↓↓↓

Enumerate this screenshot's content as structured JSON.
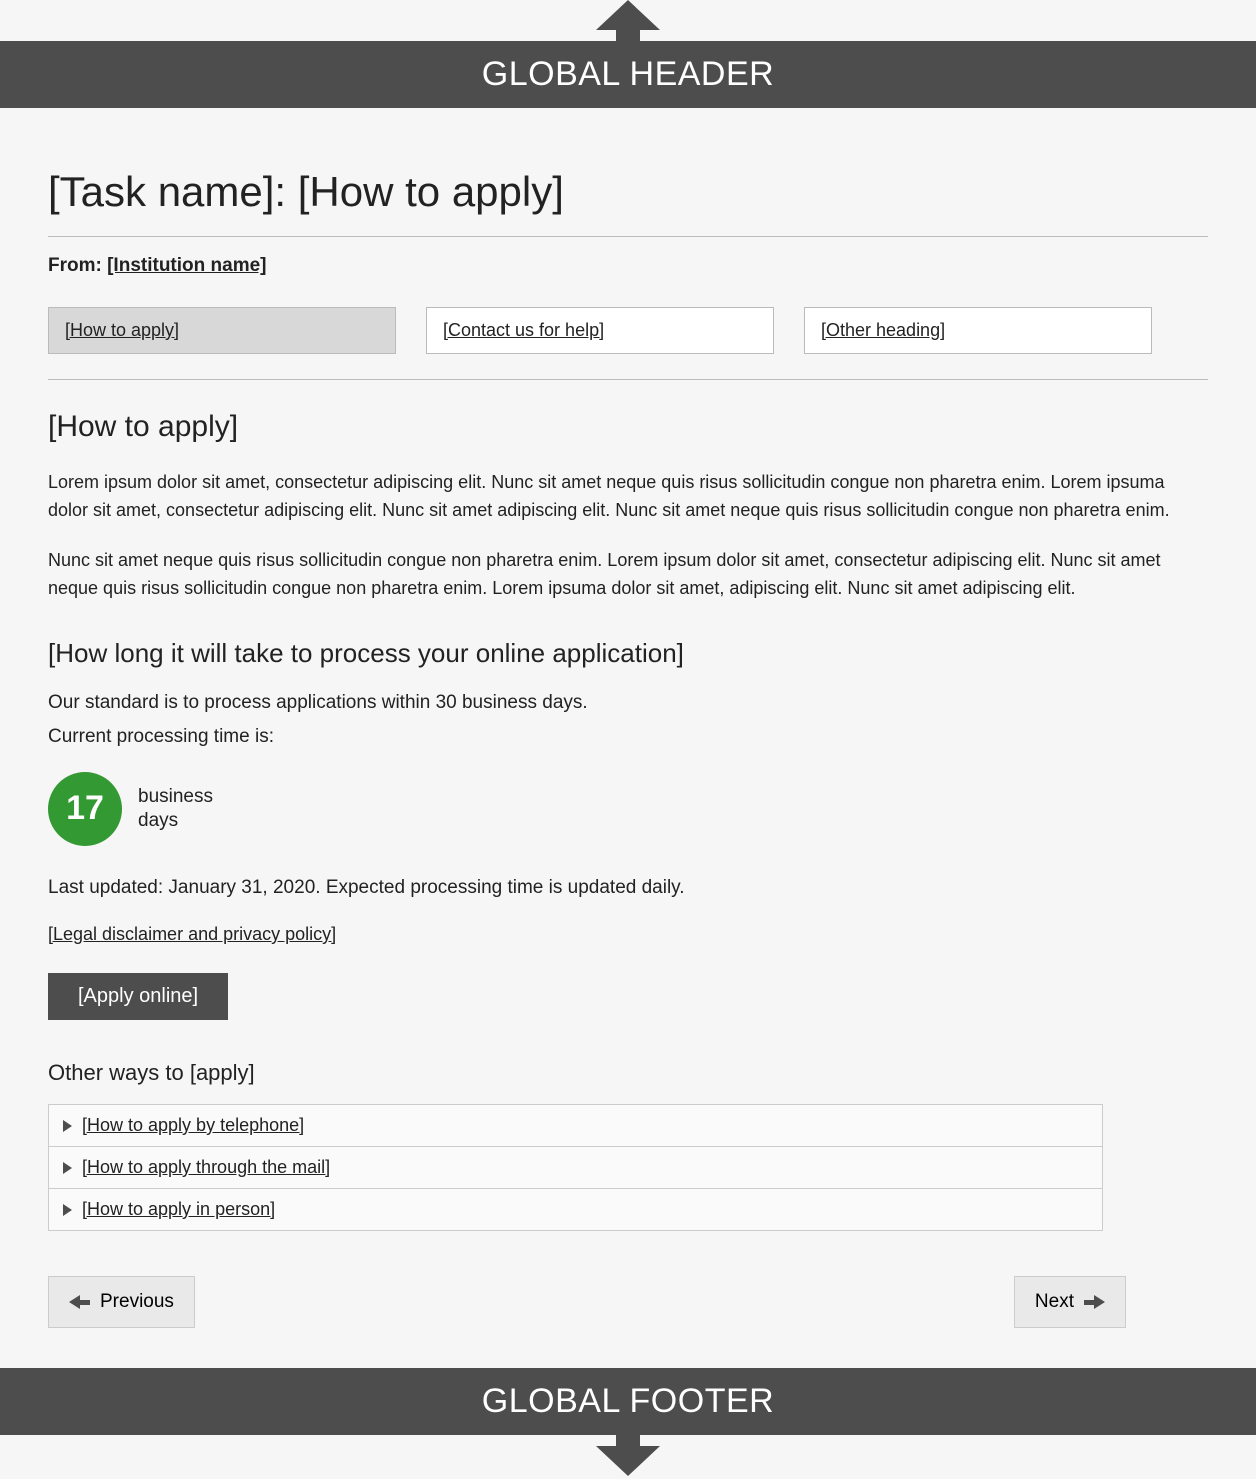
{
  "header": {
    "label": "GLOBAL HEADER"
  },
  "footer": {
    "label": "GLOBAL FOOTER"
  },
  "page": {
    "title": "[Task name]: [How to apply]",
    "from_label": "From:",
    "institution": "[Institution name]"
  },
  "subnav": {
    "items": [
      {
        "label": "[How to apply]",
        "active": true
      },
      {
        "label": "[Contact us for help]",
        "active": false
      },
      {
        "label": "[Other heading]",
        "active": false
      }
    ]
  },
  "section": {
    "heading": "[How to apply]",
    "para1": "Lorem ipsum dolor sit amet, consectetur adipiscing elit. Nunc sit amet neque quis  risus sollicitudin congue non pharetra enim. Lorem ipsuma dolor sit amet, consectetur adipiscing elit. Nunc sit amet adipiscing elit. Nunc sit amet neque quis risus sollicitudin congue non pharetra enim.",
    "para2": "Nunc sit amet neque quis risus sollicitudin congue non pharetra enim.  Lorem ipsum dolor sit amet, consectetur adipiscing elit. Nunc sit amet neque quis  risus sollicitudin congue non pharetra enim. Lorem ipsuma dolor sit amet, adipiscing elit. Nunc sit amet adipiscing elit."
  },
  "processing": {
    "heading": "[How long it will take to process your online application]",
    "standard": "Our standard is to process applications within 30 business days.",
    "current_label": "Current processing time is:",
    "days": "17",
    "unit_line1": "business",
    "unit_line2": "days",
    "last_updated": "Last updated: January 31, 2020. Expected processing time is updated daily."
  },
  "legal_link": "[Legal disclaimer and privacy policy]",
  "apply_button": "[Apply online]",
  "other_ways": {
    "heading": "Other ways to [apply]",
    "items": [
      "[How to apply by telephone]",
      "[How to apply through the mail]",
      "[How to apply in person]"
    ]
  },
  "pager": {
    "prev": "Previous",
    "next": "Next"
  }
}
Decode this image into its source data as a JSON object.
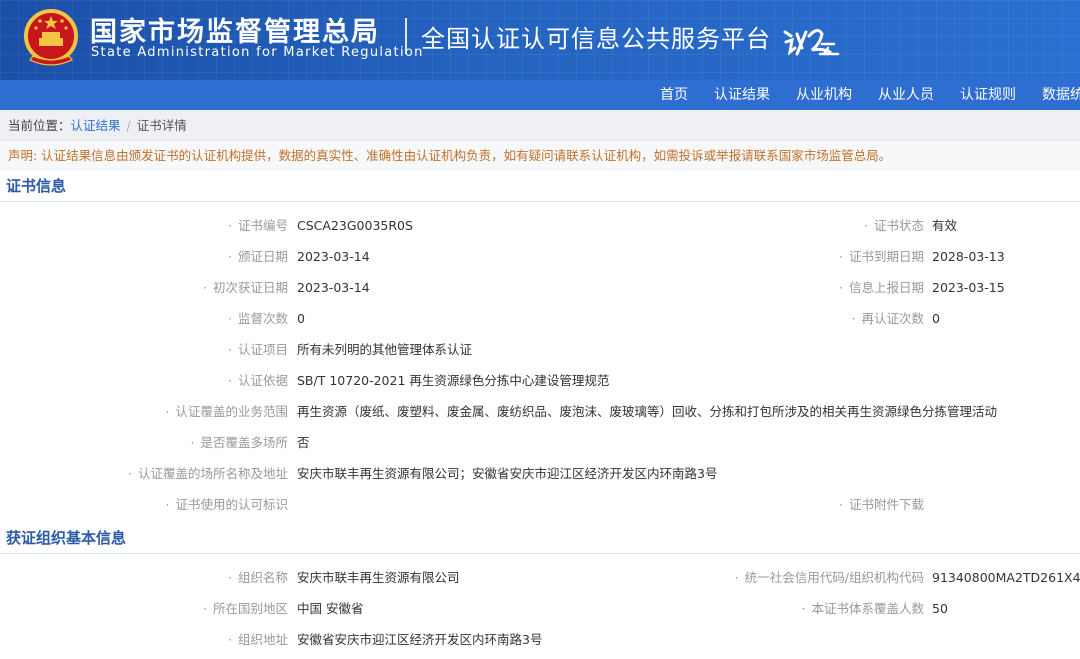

↑↑↑

YOUR OBJECTIVE
Transcribe the whole listing exactly. Pictures stay out of your copy.

WRITTEN RESPONSE
Enumerate this screenshot's content as structured JSON.
{
  "header": {
    "label": "GLOBAL HEADER"
  },
  "footer": {
    "label": "GLOBAL FOOTER"
  },
  "page": {
    "title": "[Task name]: [How to apply]",
    "from_label": "From:",
    "institution": "[Institution name]"
  },
  "subnav": {
    "items": [
      {
        "label": "[How to apply]",
        "active": true
      },
      {
        "label": "[Contact us for help]",
        "active": false
      },
      {
        "label": "[Other heading]",
        "active": false
      }
    ]
  },
  "section": {
    "heading": "[How to apply]",
    "para1": "Lorem ipsum dolor sit amet, consectetur adipiscing elit. Nunc sit amet neque quis  risus sollicitudin congue non pharetra enim. Lorem ipsuma dolor sit amet, consectetur adipiscing elit. Nunc sit amet adipiscing elit. Nunc sit amet neque quis risus sollicitudin congue non pharetra enim.",
    "para2": "Nunc sit amet neque quis risus sollicitudin congue non pharetra enim.  Lorem ipsum dolor sit amet, consectetur adipiscing elit. Nunc sit amet neque quis  risus sollicitudin congue non pharetra enim. Lorem ipsuma dolor sit amet, adipiscing elit. Nunc sit amet adipiscing elit."
  },
  "processing": {
    "heading": "[How long it will take to process your online application]",
    "standard": "Our standard is to process applications within 30 business days.",
    "current_label": "Current processing time is:",
    "days": "17",
    "unit_line1": "business",
    "unit_line2": "days",
    "last_updated": "Last updated: January 31, 2020. Expected processing time is updated daily."
  },
  "legal_link": "[Legal disclaimer and privacy policy]",
  "apply_button": "[Apply online]",
  "other_ways": {
    "heading": "Other ways to [apply]",
    "items": [
      "[How to apply by telephone]",
      "[How to apply through the mail]",
      "[How to apply in person]"
    ]
  },
  "pager": {
    "prev": "Previous",
    "next": "Next"
  }
}
Decode this image into its source data as a JSON object.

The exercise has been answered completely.